Text to read ::
┌──

Probably related to my troubles are my attempts to get replication set up.
But before I dive back into that, I thought I'd better try getting my 9.6
data into the new 9.6 server, then run PG 11's pg_upgrade and mount the
data in PG 11. Then maybe I can get replication started.

I've read that logical replication can be used to migrate from 9.6 to 11,
but haven't found any documentation on doing that.

Chuck Martin

#2Ron
ronljohnsonjr@gmail.com
In reply to: Charles Martin (#1)
Re: Trouble Upgrading Postgres

On 11/03/2018 02:57 PM, Charles Martin wrote:

I'd be grateful for some help. I am trying to move a large database from
PostgreSQL 9.6 on Centos 6 to a different server using PostgreSQL 11 on
Centos 7. I can't do a pg_dump because it always fails on the largest table.

What error message?

--
Angular momentum makes the world go 'round.

#3Adrian Klaver
adrian.klaver@aklaver.com
In reply to: Charles Martin (#1)
Re: Trouble Upgrading Postgres

On 11/3/18 12:57 PM, Charles Martin wrote:

I'd be grateful for some help. I am trying to move a large database from
PostgreSQL 9.6 on Centos 6 to a different server using PostgreSQL 11 on
Centos 7. I can't do a pg_dump because it always fails on the largest
table.

I would answer Ron's question on this first as solving it would be the
easiest fix.

└──

Parts of the exercise ::
• A. Return everything in the Postgres upgrade thread from "#3Adrian Klaver" down to "easiest fix.".
• B. Answer these questions using the Postgres upgrade thread:
(i) Which operating system does the PostgreSQL 9.6 database currently run on?
(ii) What does Ron ask in his reply?
(iii) According to what the writer has read, what can logical replication be used for?
• C. In the Postgres upgrade thread, why does Adrian Klaver recommend answering Ron's question first?
The records that follow have no connection to the Postgres upgrade thread.

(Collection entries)
┌──

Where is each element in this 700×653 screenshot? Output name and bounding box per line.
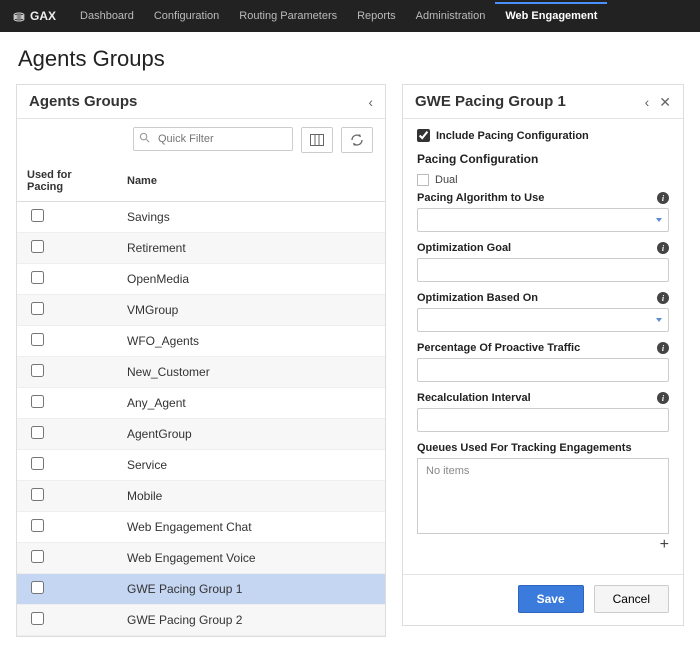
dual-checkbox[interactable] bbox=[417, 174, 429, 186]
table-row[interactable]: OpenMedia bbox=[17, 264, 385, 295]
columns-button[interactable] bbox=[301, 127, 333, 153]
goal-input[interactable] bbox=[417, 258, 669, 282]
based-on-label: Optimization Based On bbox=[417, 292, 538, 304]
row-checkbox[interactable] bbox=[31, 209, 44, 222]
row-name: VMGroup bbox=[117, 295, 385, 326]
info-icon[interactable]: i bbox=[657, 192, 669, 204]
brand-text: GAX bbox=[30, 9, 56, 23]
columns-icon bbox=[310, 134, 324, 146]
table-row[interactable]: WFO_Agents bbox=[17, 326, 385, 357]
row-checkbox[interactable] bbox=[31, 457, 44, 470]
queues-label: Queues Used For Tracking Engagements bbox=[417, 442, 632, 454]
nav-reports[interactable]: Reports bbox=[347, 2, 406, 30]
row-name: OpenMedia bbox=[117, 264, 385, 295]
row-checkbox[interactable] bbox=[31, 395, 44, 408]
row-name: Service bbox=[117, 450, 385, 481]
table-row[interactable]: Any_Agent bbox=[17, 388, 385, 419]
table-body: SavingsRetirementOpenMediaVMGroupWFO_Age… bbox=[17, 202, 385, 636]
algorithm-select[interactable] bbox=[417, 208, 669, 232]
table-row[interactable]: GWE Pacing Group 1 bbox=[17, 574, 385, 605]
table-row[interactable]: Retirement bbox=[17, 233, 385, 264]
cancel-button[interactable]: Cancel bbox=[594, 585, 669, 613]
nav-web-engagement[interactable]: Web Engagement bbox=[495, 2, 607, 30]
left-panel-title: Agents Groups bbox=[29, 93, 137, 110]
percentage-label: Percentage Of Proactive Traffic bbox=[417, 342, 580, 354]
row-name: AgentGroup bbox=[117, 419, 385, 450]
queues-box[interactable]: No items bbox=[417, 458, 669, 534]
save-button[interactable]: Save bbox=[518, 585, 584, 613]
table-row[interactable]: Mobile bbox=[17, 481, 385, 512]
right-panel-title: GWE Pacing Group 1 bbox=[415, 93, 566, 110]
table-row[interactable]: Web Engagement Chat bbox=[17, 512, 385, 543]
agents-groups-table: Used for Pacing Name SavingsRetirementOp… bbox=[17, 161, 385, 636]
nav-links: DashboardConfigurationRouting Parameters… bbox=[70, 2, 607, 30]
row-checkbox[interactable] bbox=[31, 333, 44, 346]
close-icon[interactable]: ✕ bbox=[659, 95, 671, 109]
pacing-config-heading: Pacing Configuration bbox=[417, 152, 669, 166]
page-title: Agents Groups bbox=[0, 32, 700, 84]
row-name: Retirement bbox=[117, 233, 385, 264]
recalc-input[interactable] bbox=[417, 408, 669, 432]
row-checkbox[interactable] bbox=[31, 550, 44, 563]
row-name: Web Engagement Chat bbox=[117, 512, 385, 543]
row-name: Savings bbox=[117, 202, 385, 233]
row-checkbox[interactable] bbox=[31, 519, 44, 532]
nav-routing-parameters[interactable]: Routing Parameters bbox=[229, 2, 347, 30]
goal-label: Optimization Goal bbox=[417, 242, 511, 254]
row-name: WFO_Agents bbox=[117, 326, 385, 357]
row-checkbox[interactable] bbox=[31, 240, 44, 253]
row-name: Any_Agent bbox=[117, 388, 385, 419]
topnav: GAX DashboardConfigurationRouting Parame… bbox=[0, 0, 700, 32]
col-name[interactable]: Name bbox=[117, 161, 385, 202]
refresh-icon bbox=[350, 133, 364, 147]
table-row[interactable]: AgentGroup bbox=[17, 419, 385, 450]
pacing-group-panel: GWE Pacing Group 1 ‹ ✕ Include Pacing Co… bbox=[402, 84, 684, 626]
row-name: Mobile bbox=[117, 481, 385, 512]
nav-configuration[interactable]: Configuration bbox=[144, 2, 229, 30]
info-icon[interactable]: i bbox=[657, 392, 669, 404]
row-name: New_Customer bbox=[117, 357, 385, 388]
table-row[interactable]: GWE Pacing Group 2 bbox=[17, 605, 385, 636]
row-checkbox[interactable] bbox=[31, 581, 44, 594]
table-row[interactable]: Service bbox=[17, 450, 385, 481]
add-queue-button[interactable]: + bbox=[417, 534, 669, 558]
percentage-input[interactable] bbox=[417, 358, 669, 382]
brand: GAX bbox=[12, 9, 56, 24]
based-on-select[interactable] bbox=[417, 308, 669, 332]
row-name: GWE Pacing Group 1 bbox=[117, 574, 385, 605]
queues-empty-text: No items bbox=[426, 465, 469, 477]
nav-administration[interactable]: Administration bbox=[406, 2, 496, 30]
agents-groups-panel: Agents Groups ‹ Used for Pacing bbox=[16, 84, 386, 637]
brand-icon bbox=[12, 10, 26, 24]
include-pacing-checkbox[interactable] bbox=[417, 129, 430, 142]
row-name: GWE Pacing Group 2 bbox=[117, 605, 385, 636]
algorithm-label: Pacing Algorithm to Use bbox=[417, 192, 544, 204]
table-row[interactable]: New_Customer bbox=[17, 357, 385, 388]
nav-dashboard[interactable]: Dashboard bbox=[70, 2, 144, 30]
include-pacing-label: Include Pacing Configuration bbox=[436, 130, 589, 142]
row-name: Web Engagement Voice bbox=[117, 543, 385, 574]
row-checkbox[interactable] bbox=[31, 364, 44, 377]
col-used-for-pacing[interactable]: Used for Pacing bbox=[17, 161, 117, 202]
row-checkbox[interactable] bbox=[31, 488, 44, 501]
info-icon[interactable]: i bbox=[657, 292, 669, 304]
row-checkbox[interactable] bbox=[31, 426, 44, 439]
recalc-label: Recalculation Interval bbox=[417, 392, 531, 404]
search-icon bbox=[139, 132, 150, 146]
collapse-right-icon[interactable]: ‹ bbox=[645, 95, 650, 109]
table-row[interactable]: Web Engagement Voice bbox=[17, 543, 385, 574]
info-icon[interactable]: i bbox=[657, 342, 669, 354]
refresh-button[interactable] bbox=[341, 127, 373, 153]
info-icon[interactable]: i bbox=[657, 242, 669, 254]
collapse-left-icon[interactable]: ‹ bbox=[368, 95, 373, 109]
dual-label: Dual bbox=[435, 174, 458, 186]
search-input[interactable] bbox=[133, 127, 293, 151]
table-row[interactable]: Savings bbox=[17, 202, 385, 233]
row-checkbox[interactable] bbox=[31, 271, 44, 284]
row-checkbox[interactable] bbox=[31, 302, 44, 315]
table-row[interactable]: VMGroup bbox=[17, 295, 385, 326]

└──

Answers per task ::
• A.
#3Adrian Klaver
adrian.klaver@aklaver.com
In reply to: Charles Martin (#1)
Re: Trouble Upgrading Postgres

On 11/3/18 12:57 PM, Charles Martin wrote:

I'd be grateful for some help. I am trying to move a large database from
PostgreSQL 9.6 on Centos 6 to a different server using PostgreSQL 11 on
Centos 7. I can't do a pg_dump because it always fails on the largest
table.

I would answer Ron's question on this first as solving it would be the
easiest fix.

• B.
(i) Centos 6.
(ii) What error message the pg_dump gives.
(iii) Migrating from 9.6 to 11.

• C. Ron asked what error message the pg_dump produces. Adrian Klaver says to answer that first because solving it would be the easiest fix.